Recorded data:
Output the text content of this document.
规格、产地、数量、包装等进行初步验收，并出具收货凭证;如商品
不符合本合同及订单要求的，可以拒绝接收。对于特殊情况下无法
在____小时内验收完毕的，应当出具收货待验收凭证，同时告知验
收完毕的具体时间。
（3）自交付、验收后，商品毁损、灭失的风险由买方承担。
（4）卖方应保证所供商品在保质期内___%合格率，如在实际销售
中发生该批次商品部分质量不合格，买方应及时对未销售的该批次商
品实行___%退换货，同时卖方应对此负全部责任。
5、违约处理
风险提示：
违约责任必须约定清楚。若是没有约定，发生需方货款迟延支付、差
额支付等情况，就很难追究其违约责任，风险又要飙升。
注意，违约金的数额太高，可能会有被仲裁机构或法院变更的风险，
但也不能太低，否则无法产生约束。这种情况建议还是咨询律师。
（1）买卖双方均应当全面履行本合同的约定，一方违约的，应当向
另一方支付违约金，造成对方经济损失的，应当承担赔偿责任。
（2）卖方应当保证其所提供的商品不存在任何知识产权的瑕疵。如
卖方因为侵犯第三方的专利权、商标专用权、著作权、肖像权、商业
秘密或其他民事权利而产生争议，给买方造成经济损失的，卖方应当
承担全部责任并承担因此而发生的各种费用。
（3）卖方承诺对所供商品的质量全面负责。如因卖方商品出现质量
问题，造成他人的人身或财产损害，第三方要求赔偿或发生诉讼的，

_STATED TASK_
Your task is to quote the listing above word for word.

_WRITTEN SOLUTION_
Output the text content of this document.
规格、产地、数量、包装等进行初步验收，并出具收货凭证;如商品
不符合本合同及订单要求的，可以拒绝接收。对于特殊情况下无法
在____小时内验收完毕的，应当出具收货待验收凭证，同时告知验
收完毕的具体时间。
（3）自交付、验收后，商品毁损、灭失的风险由买方承担。
（4）卖方应保证所供商品在保质期内___%合格率，如在实际销售
中发生该批次商品部分质量不合格，买方应及时对未销售的该批次商
品实行___%退换货，同时卖方应对此负全部责任。
5、违约处理
风险提示：
违约责任必须约定清楚。若是没有约定，发生需方货款迟延支付、差
额支付等情况，就很难追究其违约责任，风险又要飙升。
注意，违约金的数额太高，可能会有被仲裁机构或法院变更的风险，
但也不能太低，否则无法产生约束。这种情况建议还是咨询律师。
（1）买卖双方均应当全面履行本合同的约定，一方违约的，应当向
另一方支付违约金，造成对方经济损失的，应当承担赔偿责任。
（2）卖方应当保证其所提供的商品不存在任何知识产权的瑕疵。如
卖方因为侵犯第三方的专利权、商标专用权、著作权、肖像权、商业
秘密或其他民事权利而产生争议，给买方造成经济损失的，卖方应当
承担全部责任并承担因此而发生的各种费用。
（3）卖方承诺对所供商品的质量全面负责。如因卖方商品出现质量
问题，造成他人的人身或财产损害，第三方要求赔偿或发生诉讼的，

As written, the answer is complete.